## [What this task involves]
Leave out every picture. Copy exactly the lines from the one holding "Give me the" through the one holding "What data populates".
BEGIN Supplied records
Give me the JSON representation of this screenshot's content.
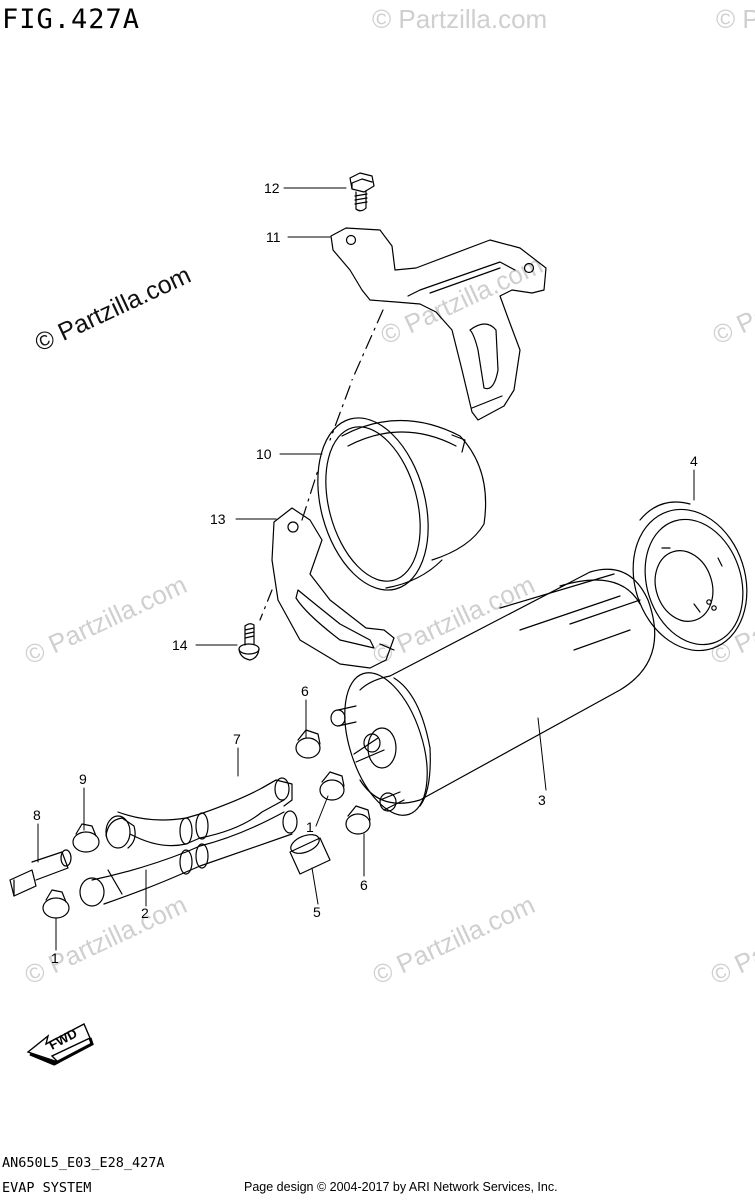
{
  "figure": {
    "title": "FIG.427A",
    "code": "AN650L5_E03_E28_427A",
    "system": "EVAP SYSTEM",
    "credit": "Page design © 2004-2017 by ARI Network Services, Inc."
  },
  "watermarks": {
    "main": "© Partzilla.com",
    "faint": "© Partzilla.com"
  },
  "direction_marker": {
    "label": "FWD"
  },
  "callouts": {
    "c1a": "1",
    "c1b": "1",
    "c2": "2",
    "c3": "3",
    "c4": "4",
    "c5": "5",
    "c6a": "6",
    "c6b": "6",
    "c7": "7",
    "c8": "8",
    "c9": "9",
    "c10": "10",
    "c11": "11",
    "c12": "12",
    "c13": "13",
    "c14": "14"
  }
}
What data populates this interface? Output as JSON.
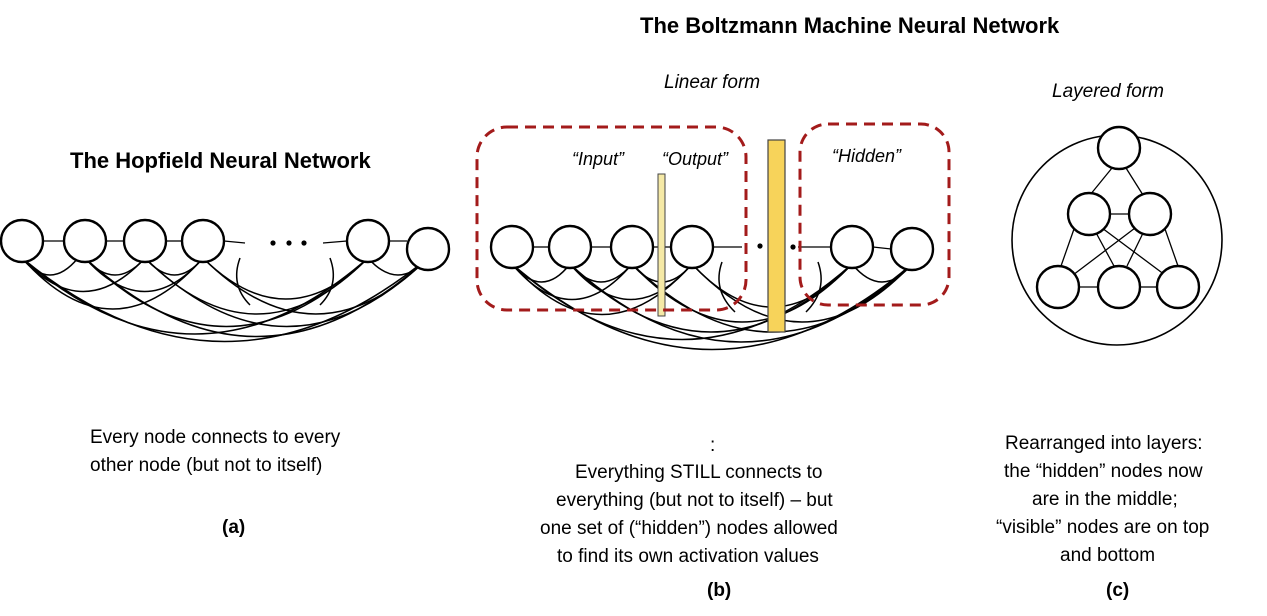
END Supplied records
BEGIN Supplied records
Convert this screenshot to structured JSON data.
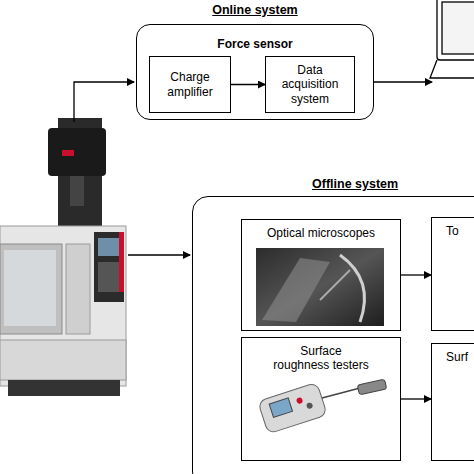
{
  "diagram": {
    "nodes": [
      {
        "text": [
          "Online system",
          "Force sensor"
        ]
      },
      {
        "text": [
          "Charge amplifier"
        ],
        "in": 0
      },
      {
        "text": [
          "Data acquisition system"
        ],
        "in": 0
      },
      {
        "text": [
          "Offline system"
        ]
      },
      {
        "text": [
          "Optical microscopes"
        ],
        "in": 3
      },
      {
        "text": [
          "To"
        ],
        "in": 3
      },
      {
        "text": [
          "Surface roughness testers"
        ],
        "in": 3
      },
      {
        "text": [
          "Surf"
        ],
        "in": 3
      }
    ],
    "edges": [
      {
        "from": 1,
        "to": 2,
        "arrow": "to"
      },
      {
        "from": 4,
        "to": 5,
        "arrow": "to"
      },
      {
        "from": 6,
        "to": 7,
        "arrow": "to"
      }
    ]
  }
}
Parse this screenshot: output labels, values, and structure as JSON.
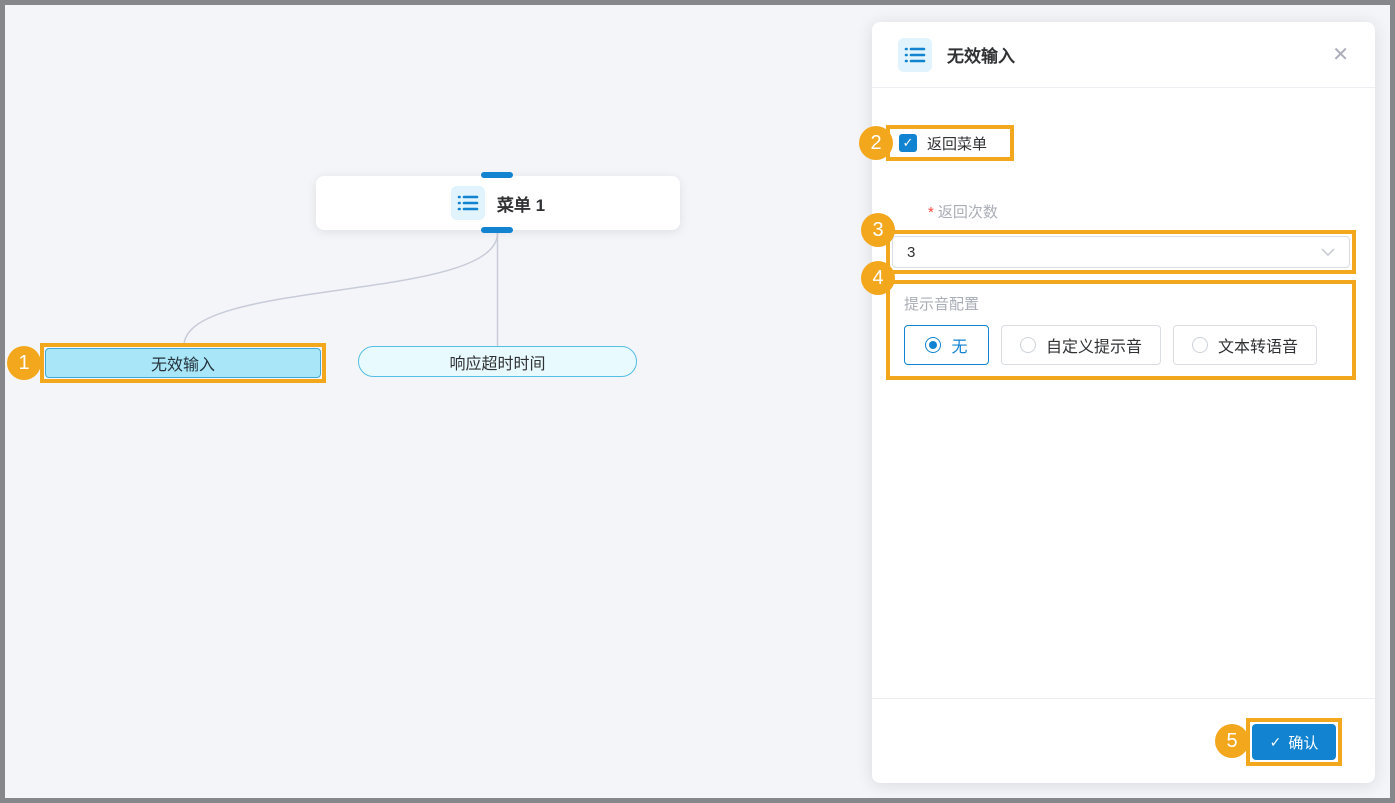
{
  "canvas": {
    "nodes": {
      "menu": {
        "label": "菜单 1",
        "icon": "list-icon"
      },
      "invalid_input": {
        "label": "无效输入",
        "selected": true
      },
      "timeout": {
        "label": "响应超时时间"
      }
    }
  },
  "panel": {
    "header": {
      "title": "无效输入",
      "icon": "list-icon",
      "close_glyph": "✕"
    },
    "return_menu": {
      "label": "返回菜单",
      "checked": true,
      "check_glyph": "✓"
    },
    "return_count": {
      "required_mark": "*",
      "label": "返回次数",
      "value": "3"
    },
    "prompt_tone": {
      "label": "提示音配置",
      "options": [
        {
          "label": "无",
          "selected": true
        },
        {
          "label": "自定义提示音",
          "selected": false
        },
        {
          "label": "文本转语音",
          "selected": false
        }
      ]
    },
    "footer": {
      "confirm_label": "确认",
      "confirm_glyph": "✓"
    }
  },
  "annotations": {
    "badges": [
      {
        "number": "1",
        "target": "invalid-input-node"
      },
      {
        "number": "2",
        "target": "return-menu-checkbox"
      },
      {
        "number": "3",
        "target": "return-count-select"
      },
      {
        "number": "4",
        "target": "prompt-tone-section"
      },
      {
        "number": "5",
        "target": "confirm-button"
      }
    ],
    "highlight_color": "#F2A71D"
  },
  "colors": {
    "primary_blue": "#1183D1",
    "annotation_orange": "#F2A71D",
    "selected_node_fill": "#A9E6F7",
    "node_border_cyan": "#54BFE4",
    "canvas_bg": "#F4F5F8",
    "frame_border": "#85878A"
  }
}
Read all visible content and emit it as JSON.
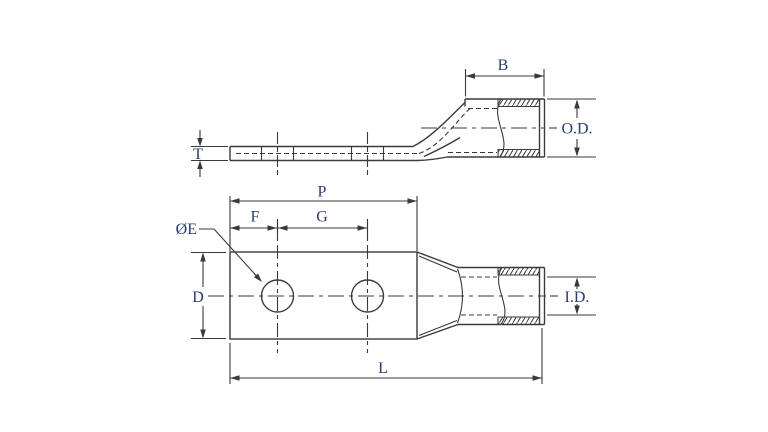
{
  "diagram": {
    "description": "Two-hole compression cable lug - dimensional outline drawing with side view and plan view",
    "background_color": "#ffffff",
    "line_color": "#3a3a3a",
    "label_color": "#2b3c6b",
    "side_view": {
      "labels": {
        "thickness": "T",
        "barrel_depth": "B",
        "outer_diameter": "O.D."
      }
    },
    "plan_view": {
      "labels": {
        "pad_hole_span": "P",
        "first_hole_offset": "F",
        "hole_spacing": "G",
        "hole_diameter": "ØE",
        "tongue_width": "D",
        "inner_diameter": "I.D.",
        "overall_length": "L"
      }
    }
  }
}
END Supplied records
## [Response for this exercise]
Give me the JSON representation of this screenshot's content.
{
  "figure": {
    "title": "FIG.427A",
    "code": "AN650L5_E03_E28_427A",
    "system": "EVAP SYSTEM",
    "credit": "Page design © 2004-2017 by ARI Network Services, Inc."
  },
  "watermarks": {
    "main": "© Partzilla.com",
    "faint": "© Partzilla.com"
  },
  "direction_marker": {
    "label": "FWD"
  },
  "callouts": {
    "c1a": "1",
    "c1b": "1",
    "c2": "2",
    "c3": "3",
    "c4": "4",
    "c5": "5",
    "c6a": "6",
    "c6b": "6",
    "c7": "7",
    "c8": "8",
    "c9": "9",
    "c10": "10",
    "c11": "11",
    "c12": "12",
    "c13": "13",
    "c14": "14"
  }
}
What data populates this interface? Output as JSON.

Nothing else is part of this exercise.